» Written request
Retype the complete listing exactly as it appears.

» Supplied records
--- start ---
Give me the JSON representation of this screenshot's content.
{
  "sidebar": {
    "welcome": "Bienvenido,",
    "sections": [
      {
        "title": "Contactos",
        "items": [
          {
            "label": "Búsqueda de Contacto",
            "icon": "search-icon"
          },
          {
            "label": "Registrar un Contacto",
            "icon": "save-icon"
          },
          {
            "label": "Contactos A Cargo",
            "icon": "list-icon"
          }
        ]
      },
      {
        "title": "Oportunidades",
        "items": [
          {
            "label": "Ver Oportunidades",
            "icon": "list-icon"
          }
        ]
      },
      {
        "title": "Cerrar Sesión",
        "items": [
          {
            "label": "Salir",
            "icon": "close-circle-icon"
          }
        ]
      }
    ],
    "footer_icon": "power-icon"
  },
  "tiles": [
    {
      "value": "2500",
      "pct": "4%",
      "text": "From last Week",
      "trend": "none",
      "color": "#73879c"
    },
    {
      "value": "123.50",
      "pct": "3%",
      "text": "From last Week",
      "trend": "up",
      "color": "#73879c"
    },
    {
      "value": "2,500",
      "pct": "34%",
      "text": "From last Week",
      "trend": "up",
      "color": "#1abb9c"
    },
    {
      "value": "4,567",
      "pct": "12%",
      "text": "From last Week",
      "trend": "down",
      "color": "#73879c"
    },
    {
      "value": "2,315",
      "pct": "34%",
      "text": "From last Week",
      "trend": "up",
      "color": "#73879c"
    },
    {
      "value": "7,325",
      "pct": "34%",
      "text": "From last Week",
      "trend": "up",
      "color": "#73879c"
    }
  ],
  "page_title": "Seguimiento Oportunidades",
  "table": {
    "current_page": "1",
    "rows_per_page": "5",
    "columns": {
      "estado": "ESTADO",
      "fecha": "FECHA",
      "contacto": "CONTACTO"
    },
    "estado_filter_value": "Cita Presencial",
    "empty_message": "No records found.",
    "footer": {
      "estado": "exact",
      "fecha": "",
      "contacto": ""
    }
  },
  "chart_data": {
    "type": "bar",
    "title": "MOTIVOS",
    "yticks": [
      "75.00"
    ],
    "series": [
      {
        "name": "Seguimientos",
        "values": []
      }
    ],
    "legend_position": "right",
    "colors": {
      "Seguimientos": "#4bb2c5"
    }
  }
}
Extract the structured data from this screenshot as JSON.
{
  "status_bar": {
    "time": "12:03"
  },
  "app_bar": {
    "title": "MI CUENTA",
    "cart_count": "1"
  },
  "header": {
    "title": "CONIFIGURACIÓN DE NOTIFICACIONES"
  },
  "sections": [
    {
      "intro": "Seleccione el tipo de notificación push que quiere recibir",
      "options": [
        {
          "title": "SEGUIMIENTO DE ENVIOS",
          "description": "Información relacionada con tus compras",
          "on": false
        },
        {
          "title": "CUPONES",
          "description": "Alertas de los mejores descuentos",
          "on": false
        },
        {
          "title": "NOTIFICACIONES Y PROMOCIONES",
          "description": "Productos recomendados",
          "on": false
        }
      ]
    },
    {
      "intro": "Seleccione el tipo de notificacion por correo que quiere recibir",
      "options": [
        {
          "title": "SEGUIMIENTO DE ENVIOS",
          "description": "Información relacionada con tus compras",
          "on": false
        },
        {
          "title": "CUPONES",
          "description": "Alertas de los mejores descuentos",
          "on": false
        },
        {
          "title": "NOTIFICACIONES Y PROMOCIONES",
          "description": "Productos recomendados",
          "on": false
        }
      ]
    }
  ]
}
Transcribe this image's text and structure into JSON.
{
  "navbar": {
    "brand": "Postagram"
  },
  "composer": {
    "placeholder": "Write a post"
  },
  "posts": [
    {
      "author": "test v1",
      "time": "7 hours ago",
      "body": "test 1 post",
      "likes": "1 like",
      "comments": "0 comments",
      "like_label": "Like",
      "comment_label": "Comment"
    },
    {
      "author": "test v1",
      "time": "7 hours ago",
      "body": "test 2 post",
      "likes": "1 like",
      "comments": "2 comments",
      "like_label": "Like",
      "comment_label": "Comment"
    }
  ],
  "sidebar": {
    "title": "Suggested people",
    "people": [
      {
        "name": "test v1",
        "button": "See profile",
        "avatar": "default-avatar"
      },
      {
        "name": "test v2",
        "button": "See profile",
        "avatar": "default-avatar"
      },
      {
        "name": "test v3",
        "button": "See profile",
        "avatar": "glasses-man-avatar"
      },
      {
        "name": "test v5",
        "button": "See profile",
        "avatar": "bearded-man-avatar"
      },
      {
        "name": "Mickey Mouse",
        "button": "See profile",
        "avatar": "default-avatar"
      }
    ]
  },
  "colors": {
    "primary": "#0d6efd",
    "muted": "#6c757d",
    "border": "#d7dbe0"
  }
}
--- end ---
» Full solution
Give me the JSON representation of this screenshot's content.
{
  "sidebar": {
    "welcome": "Bienvenido,",
    "sections": [
      {
        "title": "Contactos",
        "items": [
          {
            "label": "Búsqueda de Contacto",
            "icon": "search-icon"
          },
          {
            "label": "Registrar un Contacto",
            "icon": "save-icon"
          },
          {
            "label": "Contactos A Cargo",
            "icon": "list-icon"
          }
        ]
      },
      {
        "title": "Oportunidades",
        "items": [
          {
            "label": "Ver Oportunidades",
            "icon": "list-icon"
          }
        ]
      },
      {
        "title": "Cerrar Sesión",
        "items": [
          {
            "label": "Salir",
            "icon": "close-circle-icon"
          }
        ]
      }
    ],
    "footer_icon": "power-icon"
  },
  "tiles": [
    {
      "value": "2500",
      "pct": "4%",
      "text": "From last Week",
      "trend": "none",
      "color": "#73879c"
    },
    {
      "value": "123.50",
      "pct": "3%",
      "text": "From last Week",
      "trend": "up",
      "color": "#73879c"
    },
    {
      "value": "2,500",
      "pct": "34%",
      "text": "From last Week",
      "trend": "up",
      "color": "#1abb9c"
    },
    {
      "value": "4,567",
      "pct": "12%",
      "text": "From last Week",
      "trend": "down",
      "color": "#73879c"
    },
    {
      "value": "2,315",
      "pct": "34%",
      "text": "From last Week",
      "trend": "up",
      "color": "#73879c"
    },
    {
      "value": "7,325",
      "pct": "34%",
      "text": "From last Week",
      "trend": "up",
      "color": "#73879c"
    }
  ],
  "page_title": "Seguimiento Oportunidades",
  "table": {
    "current_page": "1",
    "rows_per_page": "5",
    "columns": {
      "estado": "ESTADO",
      "fecha": "FECHA",
      "contacto": "CONTACTO"
    },
    "estado_filter_value": "Cita Presencial",
    "empty_message": "No records found.",
    "footer": {
      "estado": "exact",
      "fecha": "",
      "contacto": ""
    }
  },
  "chart_data": {
    "type": "bar",
    "title": "MOTIVOS",
    "yticks": [
      "75.00"
    ],
    "series": [
      {
        "name": "Seguimientos",
        "values": []
      }
    ],
    "legend_position": "right",
    "colors": {
      "Seguimientos": "#4bb2c5"
    }
  }
}
Extract the structured data from this screenshot as JSON.
{
  "status_bar": {
    "time": "12:03"
  },
  "app_bar": {
    "title": "MI CUENTA",
    "cart_count": "1"
  },
  "header": {
    "title": "CONIFIGURACIÓN DE NOTIFICACIONES"
  },
  "sections": [
    {
      "intro": "Seleccione el tipo de notificación push que quiere recibir",
      "options": [
        {
          "title": "SEGUIMIENTO DE ENVIOS",
          "description": "Información relacionada con tus compras",
          "on": false
        },
        {
          "title": "CUPONES",
          "description": "Alertas de los mejores descuentos",
          "on": false
        },
        {
          "title": "NOTIFICACIONES Y PROMOCIONES",
          "description": "Productos recomendados",
          "on": false
        }
      ]
    },
    {
      "intro": "Seleccione el tipo de notificacion por correo que quiere recibir",
      "options": [
        {
          "title": "SEGUIMIENTO DE ENVIOS",
          "description": "Información relacionada con tus compras",
          "on": false
        },
        {
          "title": "CUPONES",
          "description": "Alertas de los mejores descuentos",
          "on": false
        },
        {
          "title": "NOTIFICACIONES Y PROMOCIONES",
          "description": "Productos recomendados",
          "on": false
        }
      ]
    }
  ]
}
Transcribe this image's text and structure into JSON.
{
  "navbar": {
    "brand": "Postagram"
  },
  "composer": {
    "placeholder": "Write a post"
  },
  "posts": [
    {
      "author": "test v1",
      "time": "7 hours ago",
      "body": "test 1 post",
      "likes": "1 like",
      "comments": "0 comments",
      "like_label": "Like",
      "comment_label": "Comment"
    },
    {
      "author": "test v1",
      "time": "7 hours ago",
      "body": "test 2 post",
      "likes": "1 like",
      "comments": "2 comments",
      "like_label": "Like",
      "comment_label": "Comment"
    }
  ],
  "sidebar": {
    "title": "Suggested people",
    "people": [
      {
        "name": "test v1",
        "button": "See profile",
        "avatar": "default-avatar"
      },
      {
        "name": "test v2",
        "button": "See profile",
        "avatar": "default-avatar"
      },
      {
        "name": "test v3",
        "button": "See profile",
        "avatar": "glasses-man-avatar"
      },
      {
        "name": "test v5",
        "button": "See profile",
        "avatar": "bearded-man-avatar"
      },
      {
        "name": "Mickey Mouse",
        "button": "See profile",
        "avatar": "default-avatar"
      }
    ]
  },
  "colors": {
    "primary": "#0d6efd",
    "muted": "#6c757d",
    "border": "#d7dbe0"
  }
}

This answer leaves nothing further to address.